-------- PROVIDED DATA

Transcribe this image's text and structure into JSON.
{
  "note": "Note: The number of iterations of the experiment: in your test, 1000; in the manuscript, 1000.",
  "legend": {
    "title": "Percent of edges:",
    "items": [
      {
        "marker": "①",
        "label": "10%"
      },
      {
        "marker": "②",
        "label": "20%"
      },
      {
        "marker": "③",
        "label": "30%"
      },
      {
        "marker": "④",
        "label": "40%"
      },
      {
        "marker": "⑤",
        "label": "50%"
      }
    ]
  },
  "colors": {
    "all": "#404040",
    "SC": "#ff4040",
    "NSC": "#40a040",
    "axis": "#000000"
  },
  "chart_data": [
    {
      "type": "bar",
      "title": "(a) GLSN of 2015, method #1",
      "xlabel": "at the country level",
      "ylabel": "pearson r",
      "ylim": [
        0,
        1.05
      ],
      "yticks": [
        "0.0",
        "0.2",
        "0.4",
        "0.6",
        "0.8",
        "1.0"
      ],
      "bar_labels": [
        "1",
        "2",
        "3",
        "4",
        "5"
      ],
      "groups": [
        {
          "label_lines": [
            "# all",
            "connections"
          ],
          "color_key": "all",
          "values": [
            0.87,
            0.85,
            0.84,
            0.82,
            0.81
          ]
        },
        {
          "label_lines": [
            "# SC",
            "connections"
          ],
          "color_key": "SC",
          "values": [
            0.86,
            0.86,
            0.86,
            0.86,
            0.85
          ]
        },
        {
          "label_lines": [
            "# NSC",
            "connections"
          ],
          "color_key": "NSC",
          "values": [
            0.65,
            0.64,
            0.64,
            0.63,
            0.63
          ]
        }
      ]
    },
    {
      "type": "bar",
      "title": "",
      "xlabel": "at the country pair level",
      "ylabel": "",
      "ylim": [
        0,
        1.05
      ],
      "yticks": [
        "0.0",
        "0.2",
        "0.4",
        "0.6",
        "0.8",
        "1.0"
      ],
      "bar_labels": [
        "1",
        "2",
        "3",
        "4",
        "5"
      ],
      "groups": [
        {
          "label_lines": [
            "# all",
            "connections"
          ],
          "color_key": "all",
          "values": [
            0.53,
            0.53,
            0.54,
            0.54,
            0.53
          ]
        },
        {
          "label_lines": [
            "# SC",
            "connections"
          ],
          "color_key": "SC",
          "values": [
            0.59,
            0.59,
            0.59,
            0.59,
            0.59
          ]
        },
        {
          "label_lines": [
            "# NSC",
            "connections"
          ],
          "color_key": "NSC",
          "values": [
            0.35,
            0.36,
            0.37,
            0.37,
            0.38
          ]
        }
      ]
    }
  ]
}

----------------
-------- PROVIDED DATA

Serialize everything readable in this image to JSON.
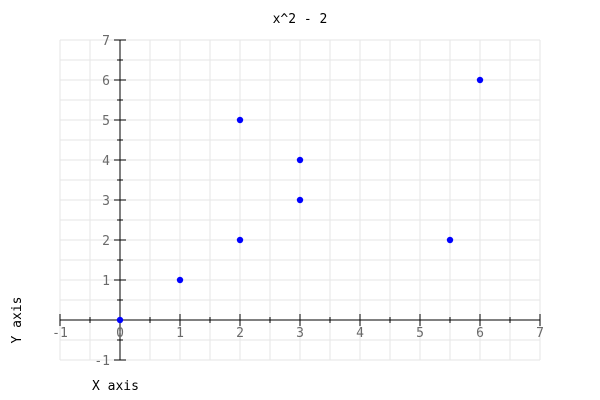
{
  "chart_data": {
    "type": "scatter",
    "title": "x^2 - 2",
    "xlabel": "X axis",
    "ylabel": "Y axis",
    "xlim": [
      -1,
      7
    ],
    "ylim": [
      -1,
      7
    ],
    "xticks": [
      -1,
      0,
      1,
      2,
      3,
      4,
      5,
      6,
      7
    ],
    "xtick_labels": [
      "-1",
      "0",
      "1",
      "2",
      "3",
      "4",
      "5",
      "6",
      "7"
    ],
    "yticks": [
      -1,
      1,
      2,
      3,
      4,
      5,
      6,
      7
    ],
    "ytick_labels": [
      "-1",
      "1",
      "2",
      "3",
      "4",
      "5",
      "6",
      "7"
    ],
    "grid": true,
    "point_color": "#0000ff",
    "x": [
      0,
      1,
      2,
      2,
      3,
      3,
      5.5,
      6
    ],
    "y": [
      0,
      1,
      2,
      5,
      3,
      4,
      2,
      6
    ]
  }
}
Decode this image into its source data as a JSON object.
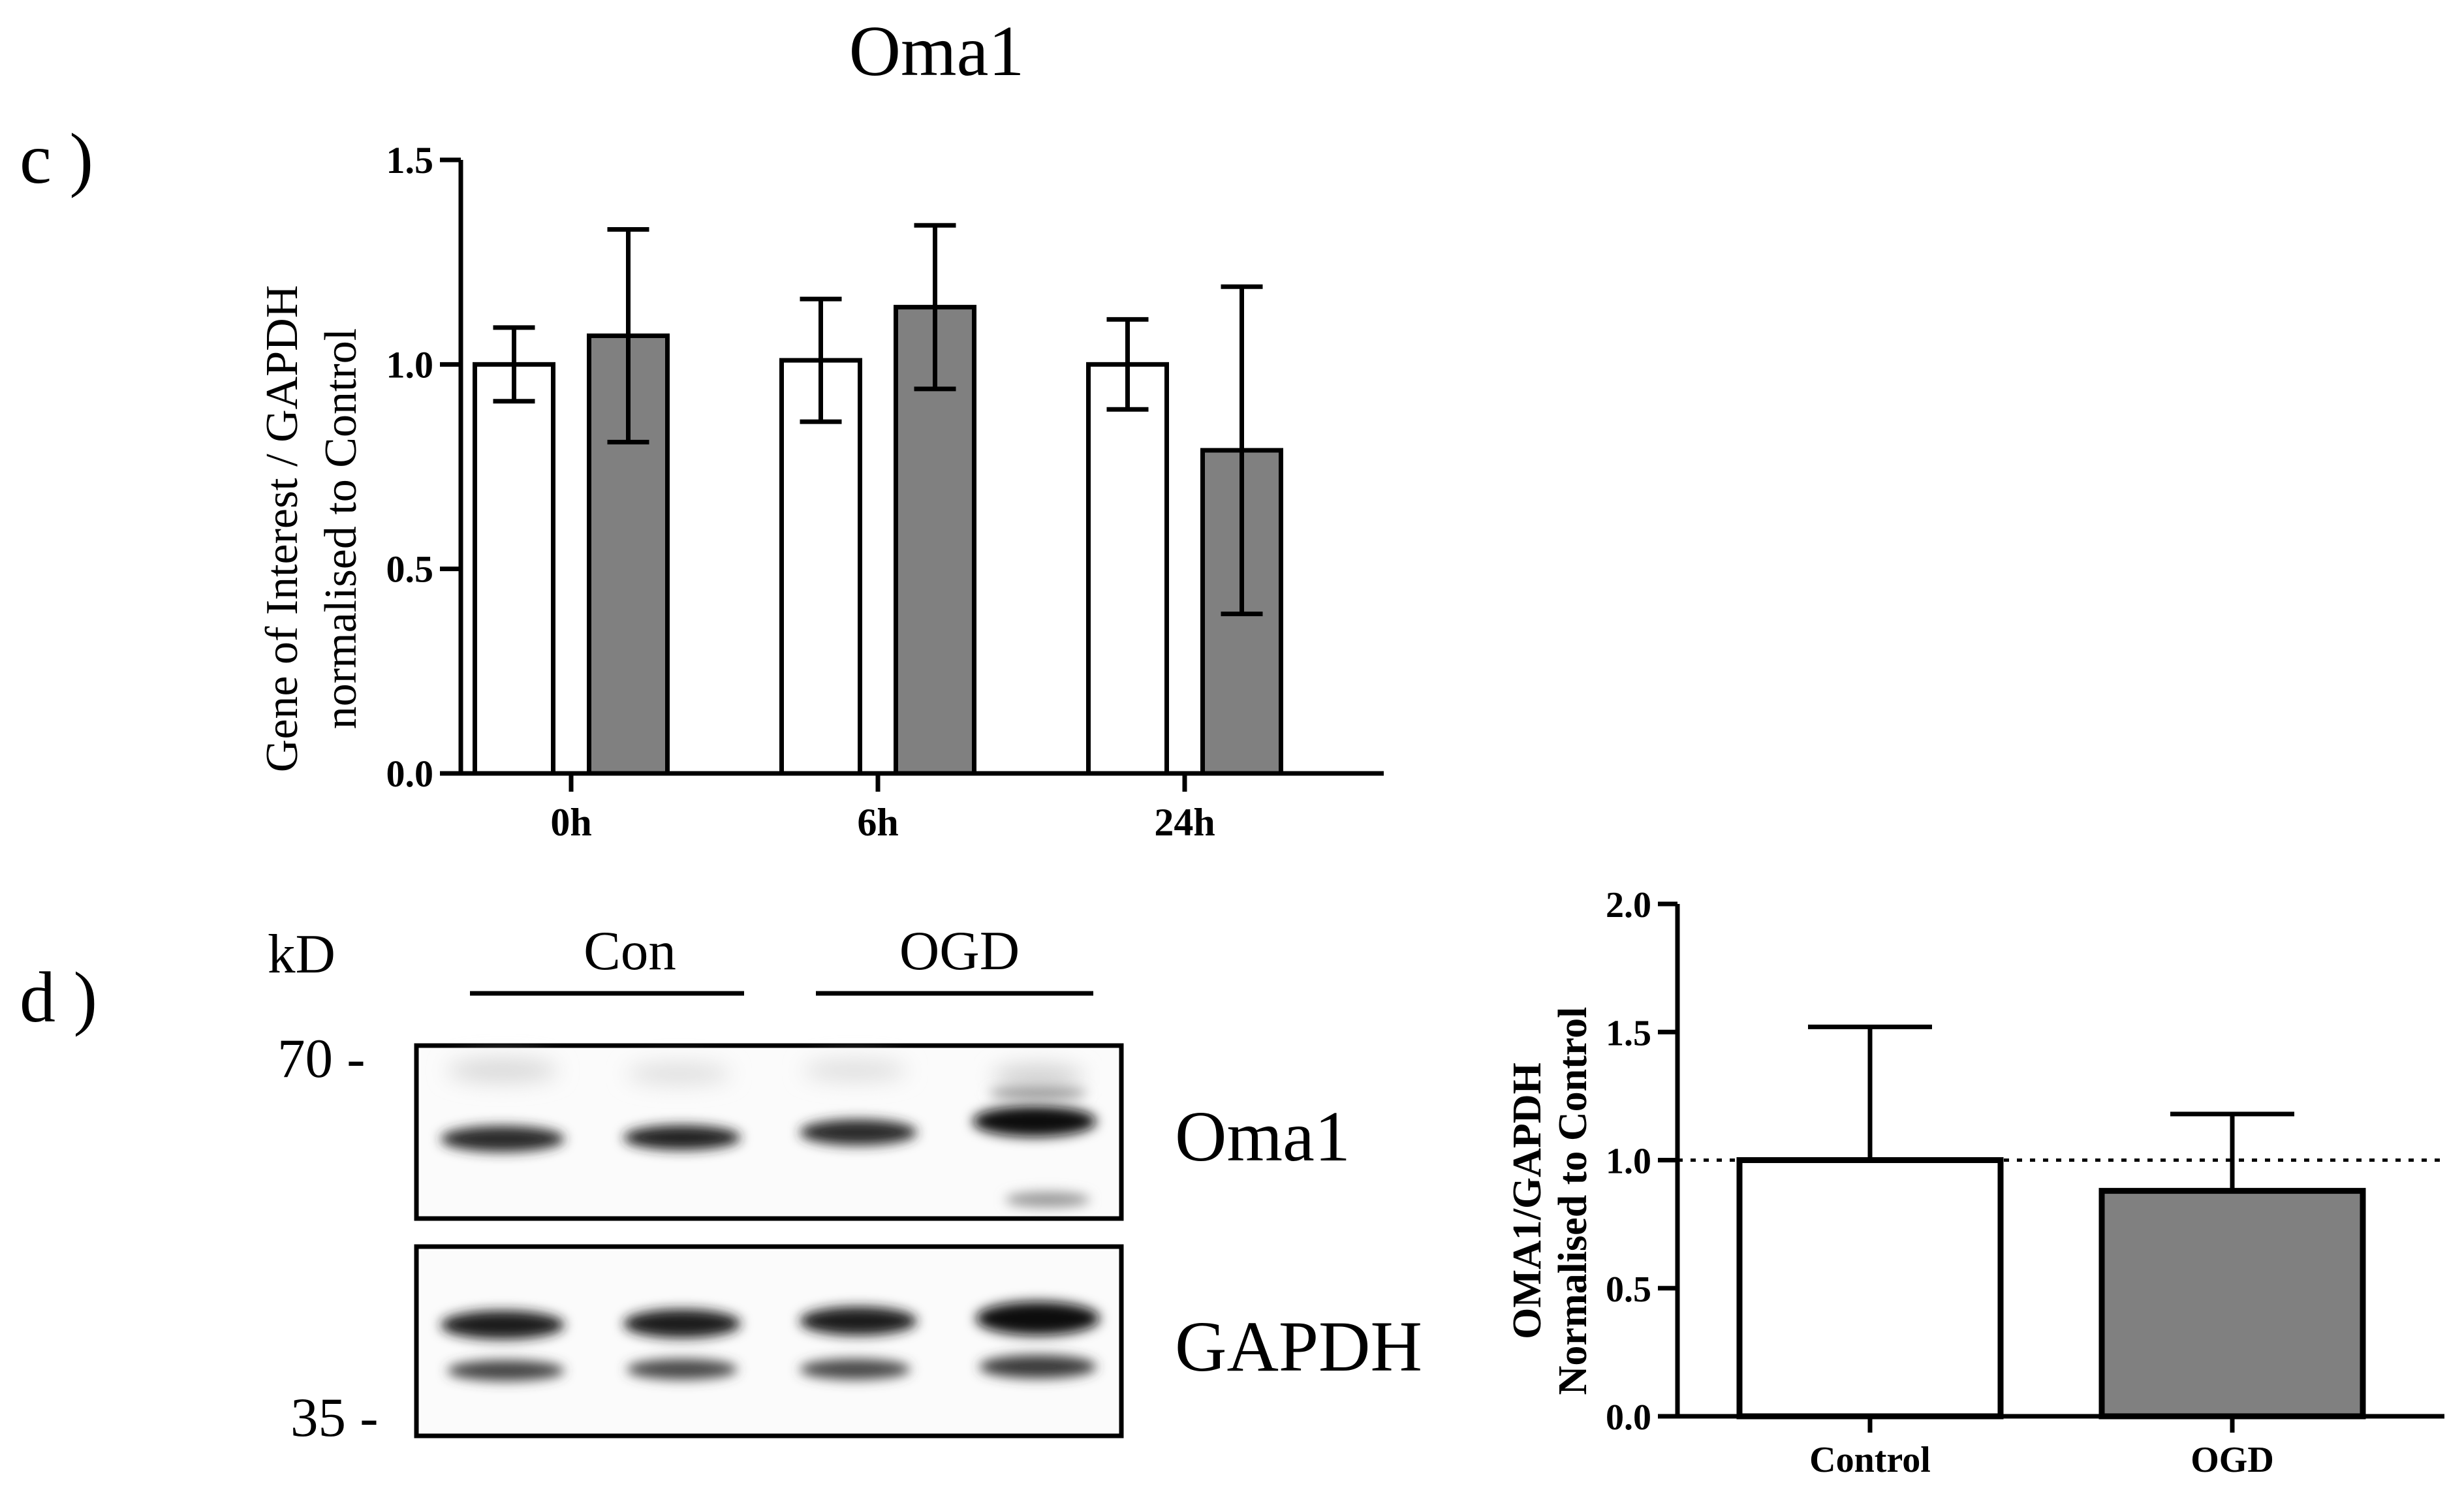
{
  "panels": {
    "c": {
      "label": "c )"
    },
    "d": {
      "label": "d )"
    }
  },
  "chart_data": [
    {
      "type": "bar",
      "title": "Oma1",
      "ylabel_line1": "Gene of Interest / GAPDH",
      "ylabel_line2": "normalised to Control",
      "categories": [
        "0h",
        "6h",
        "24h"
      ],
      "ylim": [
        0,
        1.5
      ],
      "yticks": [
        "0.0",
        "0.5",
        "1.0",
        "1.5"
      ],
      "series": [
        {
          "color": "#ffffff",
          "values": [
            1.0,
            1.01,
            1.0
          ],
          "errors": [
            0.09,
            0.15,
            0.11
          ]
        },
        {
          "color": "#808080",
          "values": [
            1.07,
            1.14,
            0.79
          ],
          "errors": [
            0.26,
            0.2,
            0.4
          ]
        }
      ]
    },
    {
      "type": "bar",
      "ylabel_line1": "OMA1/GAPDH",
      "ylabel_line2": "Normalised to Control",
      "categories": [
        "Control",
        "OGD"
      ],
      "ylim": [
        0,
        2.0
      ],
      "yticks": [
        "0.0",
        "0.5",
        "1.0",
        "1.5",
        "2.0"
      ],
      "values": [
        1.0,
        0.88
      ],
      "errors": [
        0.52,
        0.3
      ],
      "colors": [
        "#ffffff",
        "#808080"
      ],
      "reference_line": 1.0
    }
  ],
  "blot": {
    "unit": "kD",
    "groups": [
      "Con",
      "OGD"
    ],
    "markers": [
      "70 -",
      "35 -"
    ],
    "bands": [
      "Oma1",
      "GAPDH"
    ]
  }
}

----------------
-------- PROVIDED DATA

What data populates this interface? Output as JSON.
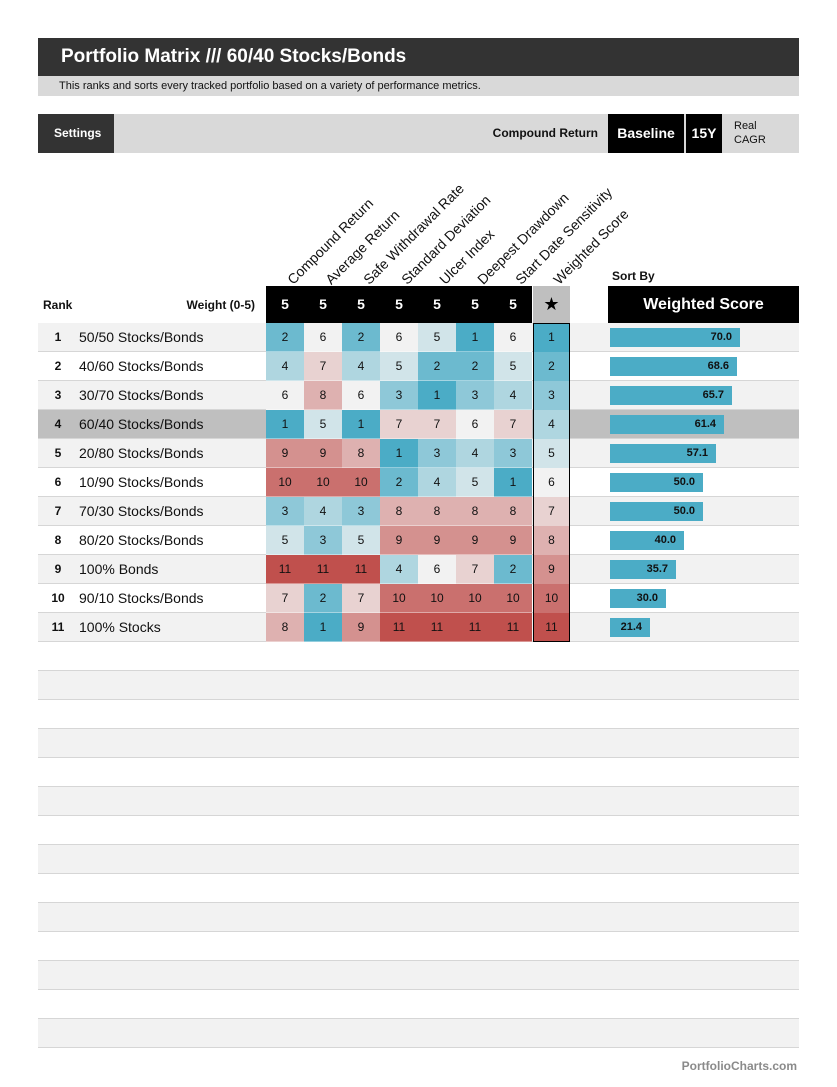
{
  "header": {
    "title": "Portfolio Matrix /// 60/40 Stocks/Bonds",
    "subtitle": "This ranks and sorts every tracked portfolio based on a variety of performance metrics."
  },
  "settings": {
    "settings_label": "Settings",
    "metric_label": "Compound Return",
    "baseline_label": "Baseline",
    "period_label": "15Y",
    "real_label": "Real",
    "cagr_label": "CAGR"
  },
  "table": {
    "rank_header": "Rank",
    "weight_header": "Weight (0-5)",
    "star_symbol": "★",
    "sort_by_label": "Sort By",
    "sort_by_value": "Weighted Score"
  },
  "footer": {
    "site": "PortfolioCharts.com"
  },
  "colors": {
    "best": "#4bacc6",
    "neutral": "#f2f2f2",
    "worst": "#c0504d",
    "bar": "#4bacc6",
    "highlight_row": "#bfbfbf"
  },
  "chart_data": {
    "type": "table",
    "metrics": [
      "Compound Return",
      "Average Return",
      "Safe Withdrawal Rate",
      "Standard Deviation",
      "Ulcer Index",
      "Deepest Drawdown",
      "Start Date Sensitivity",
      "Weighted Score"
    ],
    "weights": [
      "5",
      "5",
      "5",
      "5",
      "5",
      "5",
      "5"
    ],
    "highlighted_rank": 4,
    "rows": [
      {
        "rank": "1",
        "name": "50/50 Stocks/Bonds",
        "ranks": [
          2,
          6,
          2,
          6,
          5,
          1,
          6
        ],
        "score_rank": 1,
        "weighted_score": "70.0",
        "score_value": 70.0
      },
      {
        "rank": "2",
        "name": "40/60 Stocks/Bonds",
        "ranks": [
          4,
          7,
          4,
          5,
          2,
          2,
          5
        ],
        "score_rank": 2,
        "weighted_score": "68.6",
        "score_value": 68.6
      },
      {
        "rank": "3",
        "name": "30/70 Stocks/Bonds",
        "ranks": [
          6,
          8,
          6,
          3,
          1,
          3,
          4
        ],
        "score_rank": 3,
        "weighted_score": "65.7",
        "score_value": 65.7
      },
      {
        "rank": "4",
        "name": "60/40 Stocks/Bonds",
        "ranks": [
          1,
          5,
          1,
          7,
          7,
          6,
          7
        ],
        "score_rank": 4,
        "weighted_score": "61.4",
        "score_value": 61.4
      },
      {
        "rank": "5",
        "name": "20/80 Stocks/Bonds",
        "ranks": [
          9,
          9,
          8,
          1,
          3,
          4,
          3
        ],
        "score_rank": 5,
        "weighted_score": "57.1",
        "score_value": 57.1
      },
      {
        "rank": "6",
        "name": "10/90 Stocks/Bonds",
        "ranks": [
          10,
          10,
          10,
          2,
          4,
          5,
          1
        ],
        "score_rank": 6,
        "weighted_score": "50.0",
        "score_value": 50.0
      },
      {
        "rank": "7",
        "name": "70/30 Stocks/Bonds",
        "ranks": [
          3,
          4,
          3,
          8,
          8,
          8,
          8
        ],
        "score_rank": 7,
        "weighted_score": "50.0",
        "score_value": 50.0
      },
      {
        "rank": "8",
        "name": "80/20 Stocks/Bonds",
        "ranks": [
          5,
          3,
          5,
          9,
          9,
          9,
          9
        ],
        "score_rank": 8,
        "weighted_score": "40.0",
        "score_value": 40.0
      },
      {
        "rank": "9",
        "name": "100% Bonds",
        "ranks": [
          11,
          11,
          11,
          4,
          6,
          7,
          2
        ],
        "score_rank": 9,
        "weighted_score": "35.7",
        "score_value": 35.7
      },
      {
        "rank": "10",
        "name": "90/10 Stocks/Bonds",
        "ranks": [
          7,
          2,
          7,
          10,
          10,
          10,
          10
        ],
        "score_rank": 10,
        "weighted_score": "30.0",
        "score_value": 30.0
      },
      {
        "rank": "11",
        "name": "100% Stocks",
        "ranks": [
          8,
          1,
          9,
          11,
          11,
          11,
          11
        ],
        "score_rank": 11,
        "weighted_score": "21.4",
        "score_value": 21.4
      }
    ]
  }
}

----------------

» YOUR INSTRUCTIONS
From the records above, pull out each line that has "axis".

» TASK OUTPUT
    "axis": "#000000"
    "xlabel": "X axis",
    "ylabel": "Y axis",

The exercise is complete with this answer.